WHAT YOU WILL DO.
Return the material exactly as supplied, apart from the pictures, which are omitted.

Collected data:
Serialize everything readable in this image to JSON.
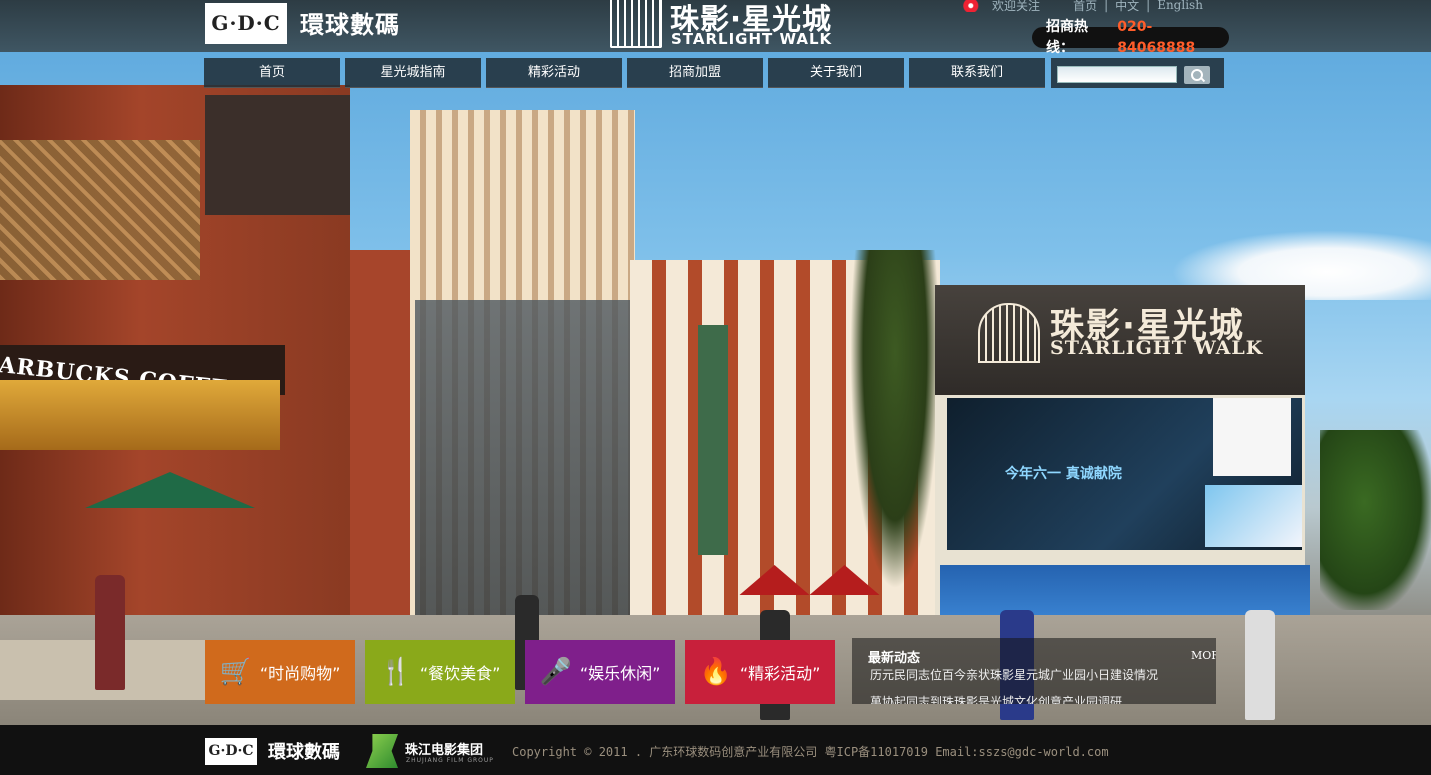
{
  "header": {
    "gdc_logo_text": "G·D·C",
    "gdc_name": "環球數碼",
    "brand_cn": "珠影·星光城",
    "brand_en": "STARLIGHT WALK",
    "top_links": [
      "欢迎关注",
      "首页",
      "中文",
      "English"
    ],
    "hotline_label": "招商热线：",
    "hotline_number": "020-84068888"
  },
  "nav": {
    "items": [
      "首页",
      "星光城指南",
      "精彩活动",
      "招商加盟",
      "关于我们",
      "联系我们"
    ]
  },
  "search": {
    "placeholder": "",
    "value": ""
  },
  "scene": {
    "store_sign": "ARBUCKS COFFEE",
    "building_sign_cn": "珠影·星光城",
    "building_sign_en": "STARLIGHT WALK",
    "screen_text": "今年六一 真诚献院"
  },
  "tiles": [
    {
      "label": "“时尚购物”",
      "icon": "shopping-cart-icon",
      "color": "#d06a1c"
    },
    {
      "label": "“餐饮美食”",
      "icon": "fork-spoon-icon",
      "color": "#8aa91a"
    },
    {
      "label": "“娱乐休闲”",
      "icon": "microphone-icon",
      "color": "#7f1f8b"
    },
    {
      "label": "“精彩活动”",
      "icon": "flame-icon",
      "color": "#c8203b"
    }
  ],
  "news": {
    "title": "最新动态",
    "more": "MORE",
    "items": [
      "历元民同志位百今亲状珠影星元城广业园小日建设情况",
      "萬协起同志到珠珠影是光城文化创意产业园调研"
    ]
  },
  "footer": {
    "gdc_logo_text": "G·D·C",
    "gdc_name": "環球數碼",
    "zj_name": "珠江电影集团",
    "zj_en": "ZHUJIANG FILM GROUP",
    "copyright": "Copyright © 2011 . 广东环球数码创意产业有限公司 粤ICP备11017019 Email:sszs@gdc-world.com"
  },
  "colors": {
    "accent_orange": "#ff5d2a",
    "nav_bg": "#213039"
  }
}
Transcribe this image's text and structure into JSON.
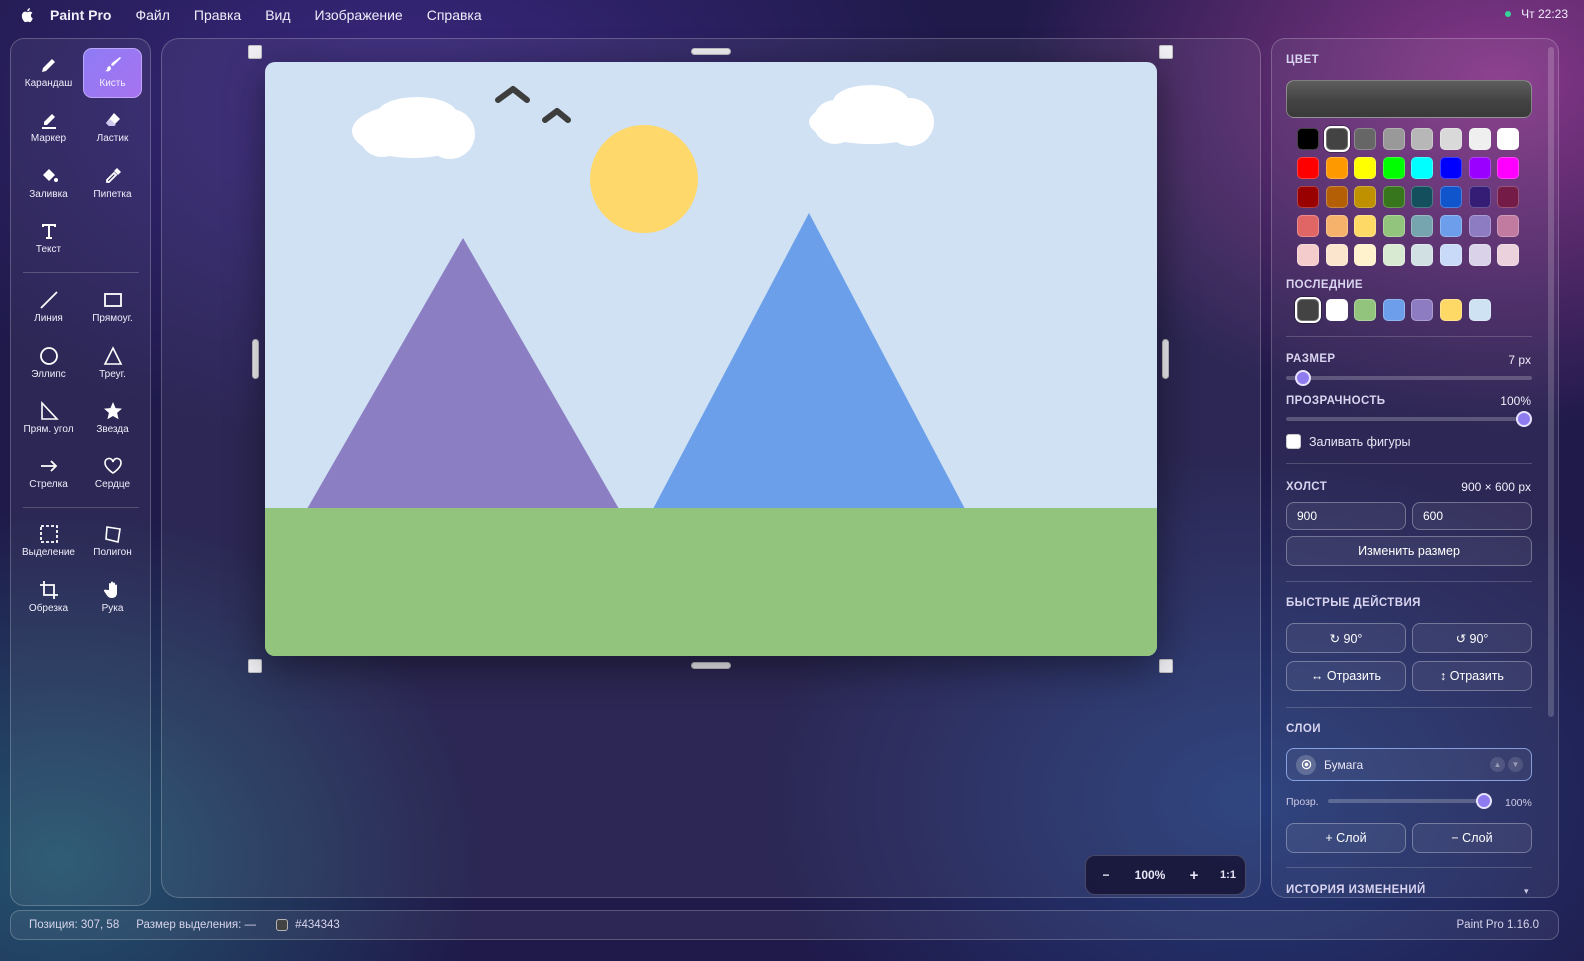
{
  "menubar": {
    "app_name": "Paint Pro",
    "items": [
      "Файл",
      "Правка",
      "Вид",
      "Изображение",
      "Справка"
    ],
    "clock": "Чт 22:23"
  },
  "tools": [
    {
      "label": "Карандаш",
      "icon": "pencil-icon",
      "active": false
    },
    {
      "label": "Кисть",
      "icon": "brush-icon",
      "active": true
    },
    {
      "label": "Маркер",
      "icon": "marker-icon",
      "active": false
    },
    {
      "label": "Ластик",
      "icon": "eraser-icon",
      "active": false
    },
    {
      "label": "Заливка",
      "icon": "bucket-icon",
      "active": false
    },
    {
      "label": "Пипетка",
      "icon": "eyedropper-icon",
      "active": false
    },
    {
      "label": "Текст",
      "icon": "text-icon",
      "active": false
    },
    {
      "label": "Линия",
      "icon": "line-icon",
      "active": false
    },
    {
      "label": "Прямоуг.",
      "icon": "rectangle-icon",
      "active": false
    },
    {
      "label": "Эллипс",
      "icon": "ellipse-icon",
      "active": false
    },
    {
      "label": "Треуг.",
      "icon": "triangle-icon",
      "active": false
    },
    {
      "label": "Прям. угол",
      "icon": "right-triangle-icon",
      "active": false
    },
    {
      "label": "Звезда",
      "icon": "star-icon",
      "active": false
    },
    {
      "label": "Стрелка",
      "icon": "arrow-icon",
      "active": false
    },
    {
      "label": "Сердце",
      "icon": "heart-icon",
      "active": false
    },
    {
      "label": "Выделение",
      "icon": "selection-icon",
      "active": false
    },
    {
      "label": "Полигон",
      "icon": "polygon-icon",
      "active": false
    },
    {
      "label": "Обрезка",
      "icon": "crop-icon",
      "active": false
    },
    {
      "label": "Рука",
      "icon": "hand-icon",
      "active": false
    }
  ],
  "canvas_colors": {
    "sky": "#cfe1f3",
    "cloud": "#ffffff",
    "sun": "#ffd86b",
    "birds": "#3d3d3d",
    "mountain_left": "#8b7ec3",
    "mountain_right": "#6b9fe9",
    "grass": "#92c47d"
  },
  "zoom": {
    "minus": "−",
    "value": "100%",
    "plus": "+",
    "reset": "1:1"
  },
  "panel": {
    "color_title": "ЦВЕТ",
    "current_color": "#434343",
    "palette": [
      [
        "#000000",
        "#434343",
        "#666666",
        "#999999",
        "#b7b7b7",
        "#d9d9d9",
        "#efefef",
        "#ffffff"
      ],
      [
        "#ff0000",
        "#ff9900",
        "#ffff00",
        "#00ff00",
        "#00ffff",
        "#0000ff",
        "#9900ff",
        "#ff00ff"
      ],
      [
        "#990000",
        "#b45f06",
        "#bf9000",
        "#38761d",
        "#134f5c",
        "#1155cc",
        "#351c75",
        "#741b47"
      ],
      [
        "#e06666",
        "#f6b26b",
        "#ffd966",
        "#93c47d",
        "#76a5af",
        "#6d9eeb",
        "#8e7cc3",
        "#c27ba0"
      ],
      [
        "#f4cccc",
        "#fce5cd",
        "#fff2cc",
        "#d9ead3",
        "#d0e0e3",
        "#c9daf8",
        "#d9d2e9",
        "#ead1dc"
      ]
    ],
    "recent_title": "ПОСЛЕДНИЕ",
    "recent": [
      "#434343",
      "#ffffff",
      "#93c47d",
      "#6d9eeb",
      "#8e7cc3",
      "#ffd966",
      "#cfe2f3"
    ],
    "size_title": "РАЗМЕР",
    "size_value": "7 px",
    "size_fraction": 0.04,
    "opacity_title": "ПРОЗРАЧНОСТЬ",
    "opacity_value": "100%",
    "opacity_fraction": 1.0,
    "fill_shapes_label": "Заливать фигуры",
    "canvas_title": "ХОЛСТ",
    "canvas_size": "900 × 600 px",
    "canvas_width": "900",
    "canvas_height": "600",
    "resize_button": "Изменить размер",
    "quick_title": "БЫСТРЫЕ ДЕЙСТВИЯ",
    "rotate_cw": "↻ 90°",
    "rotate_ccw": "↺ 90°",
    "flip_h": "↔ Отразить",
    "flip_v": "↕ Отразить",
    "layers_title": "СЛОИ",
    "layer_name": "Бумага",
    "layer_opacity_label": "Прозр.",
    "layer_opacity_value": "100%",
    "layer_opacity_fraction": 1.0,
    "add_layer": "+ Слой",
    "remove_layer": "− Слой",
    "history_title": "ИСТОРИЯ ИЗМЕНЕНИЙ",
    "history_chevron": "▾"
  },
  "status": {
    "position": "Позиция: 307, 58",
    "selection": "Размер выделения: —",
    "color_hex": "#434343",
    "version": "Paint Pro 1.16.0"
  }
}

EXERCISE OUTPUT.
Serialize everything readable in this image to JSON.
{
  "header": {
    "gdc_logo_text": "G·D·C",
    "gdc_name": "環球數碼",
    "brand_cn": "珠影·星光城",
    "brand_en": "STARLIGHT WALK",
    "top_links": [
      "欢迎关注",
      "首页",
      "中文",
      "English"
    ],
    "hotline_label": "招商热线：",
    "hotline_number": "020-84068888"
  },
  "nav": {
    "items": [
      "首页",
      "星光城指南",
      "精彩活动",
      "招商加盟",
      "关于我们",
      "联系我们"
    ]
  },
  "search": {
    "placeholder": "",
    "value": ""
  },
  "scene": {
    "store_sign": "ARBUCKS COFFEE",
    "building_sign_cn": "珠影·星光城",
    "building_sign_en": "STARLIGHT WALK",
    "screen_text": "今年六一 真诚献院"
  },
  "tiles": [
    {
      "label": "“时尚购物”",
      "icon": "shopping-cart-icon",
      "color": "#d06a1c"
    },
    {
      "label": "“餐饮美食”",
      "icon": "fork-spoon-icon",
      "color": "#8aa91a"
    },
    {
      "label": "“娱乐休闲”",
      "icon": "microphone-icon",
      "color": "#7f1f8b"
    },
    {
      "label": "“精彩活动”",
      "icon": "flame-icon",
      "color": "#c8203b"
    }
  ],
  "news": {
    "title": "最新动态",
    "more": "MORE",
    "items": [
      "历元民同志位百今亲状珠影星元城广业园小日建设情况",
      "萬协起同志到珠珠影是光城文化创意产业园调研"
    ]
  },
  "footer": {
    "gdc_logo_text": "G·D·C",
    "gdc_name": "環球數碼",
    "zj_name": "珠江电影集团",
    "zj_en": "ZHUJIANG FILM GROUP",
    "copyright": "Copyright © 2011 . 广东环球数码创意产业有限公司 粤ICP备11017019 Email:sszs@gdc-world.com"
  },
  "colors": {
    "accent_orange": "#ff5d2a",
    "nav_bg": "#213039"
  }
}
Transcribe this image's text and structure into JSON.
{
  "menubar": {
    "app_name": "Paint Pro",
    "items": [
      "Файл",
      "Правка",
      "Вид",
      "Изображение",
      "Справка"
    ],
    "clock": "Чт 22:23"
  },
  "tools": [
    {
      "label": "Карандаш",
      "icon": "pencil-icon",
      "active": false
    },
    {
      "label": "Кисть",
      "icon": "brush-icon",
      "active": true
    },
    {
      "label": "Маркер",
      "icon": "marker-icon",
      "active": false
    },
    {
      "label": "Ластик",
      "icon": "eraser-icon",
      "active": false
    },
    {
      "label": "Заливка",
      "icon": "bucket-icon",
      "active": false
    },
    {
      "label": "Пипетка",
      "icon": "eyedropper-icon",
      "active": false
    },
    {
      "label": "Текст",
      "icon": "text-icon",
      "active": false
    },
    {
      "label": "Линия",
      "icon": "line-icon",
      "active": false
    },
    {
      "label": "Прямоуг.",
      "icon": "rectangle-icon",
      "active": false
    },
    {
      "label": "Эллипс",
      "icon": "ellipse-icon",
      "active": false
    },
    {
      "label": "Треуг.",
      "icon": "triangle-icon",
      "active": false
    },
    {
      "label": "Прям. угол",
      "icon": "right-triangle-icon",
      "active": false
    },
    {
      "label": "Звезда",
      "icon": "star-icon",
      "active": false
    },
    {
      "label": "Стрелка",
      "icon": "arrow-icon",
      "active": false
    },
    {
      "label": "Сердце",
      "icon": "heart-icon",
      "active": false
    },
    {
      "label": "Выделение",
      "icon": "selection-icon",
      "active": false
    },
    {
      "label": "Полигон",
      "icon": "polygon-icon",
      "active": false
    },
    {
      "label": "Обрезка",
      "icon": "crop-icon",
      "active": false
    },
    {
      "label": "Рука",
      "icon": "hand-icon",
      "active": false
    }
  ],
  "canvas_colors": {
    "sky": "#cfe1f3",
    "cloud": "#ffffff",
    "sun": "#ffd86b",
    "birds": "#3d3d3d",
    "mountain_left": "#8b7ec3",
    "mountain_right": "#6b9fe9",
    "grass": "#92c47d"
  },
  "zoom": {
    "minus": "−",
    "value": "100%",
    "plus": "+",
    "reset": "1:1"
  },
  "panel": {
    "color_title": "ЦВЕТ",
    "current_color": "#434343",
    "palette": [
      [
        "#000000",
        "#434343",
        "#666666",
        "#999999",
        "#b7b7b7",
        "#d9d9d9",
        "#efefef",
        "#ffffff"
      ],
      [
        "#ff0000",
        "#ff9900",
        "#ffff00",
        "#00ff00",
        "#00ffff",
        "#0000ff",
        "#9900ff",
        "#ff00ff"
      ],
      [
        "#990000",
        "#b45f06",
        "#bf9000",
        "#38761d",
        "#134f5c",
        "#1155cc",
        "#351c75",
        "#741b47"
      ],
      [
        "#e06666",
        "#f6b26b",
        "#ffd966",
        "#93c47d",
        "#76a5af",
        "#6d9eeb",
        "#8e7cc3",
        "#c27ba0"
      ],
      [
        "#f4cccc",
        "#fce5cd",
        "#fff2cc",
        "#d9ead3",
        "#d0e0e3",
        "#c9daf8",
        "#d9d2e9",
        "#ead1dc"
      ]
    ],
    "recent_title": "ПОСЛЕДНИЕ",
    "recent": [
      "#434343",
      "#ffffff",
      "#93c47d",
      "#6d9eeb",
      "#8e7cc3",
      "#ffd966",
      "#cfe2f3"
    ],
    "size_title": "РАЗМЕР",
    "size_value": "7 px",
    "size_fraction": 0.04,
    "opacity_title": "ПРОЗРАЧНОСТЬ",
    "opacity_value": "100%",
    "opacity_fraction": 1.0,
    "fill_shapes_label": "Заливать фигуры",
    "canvas_title": "ХОЛСТ",
    "canvas_size": "900 × 600 px",
    "canvas_width": "900",
    "canvas_height": "600",
    "resize_button": "Изменить размер",
    "quick_title": "БЫСТРЫЕ ДЕЙСТВИЯ",
    "rotate_cw": "↻ 90°",
    "rotate_ccw": "↺ 90°",
    "flip_h": "↔ Отразить",
    "flip_v": "↕ Отразить",
    "layers_title": "СЛОИ",
    "layer_name": "Бумага",
    "layer_opacity_label": "Прозр.",
    "layer_opacity_value": "100%",
    "layer_opacity_fraction": 1.0,
    "add_layer": "+ Слой",
    "remove_layer": "− Слой",
    "history_title": "ИСТОРИЯ ИЗМЕНЕНИЙ",
    "history_chevron": "▾"
  },
  "status": {
    "position": "Позиция: 307, 58",
    "selection": "Размер выделения: —",
    "color_hex": "#434343",
    "version": "Paint Pro 1.16.0"
  }
}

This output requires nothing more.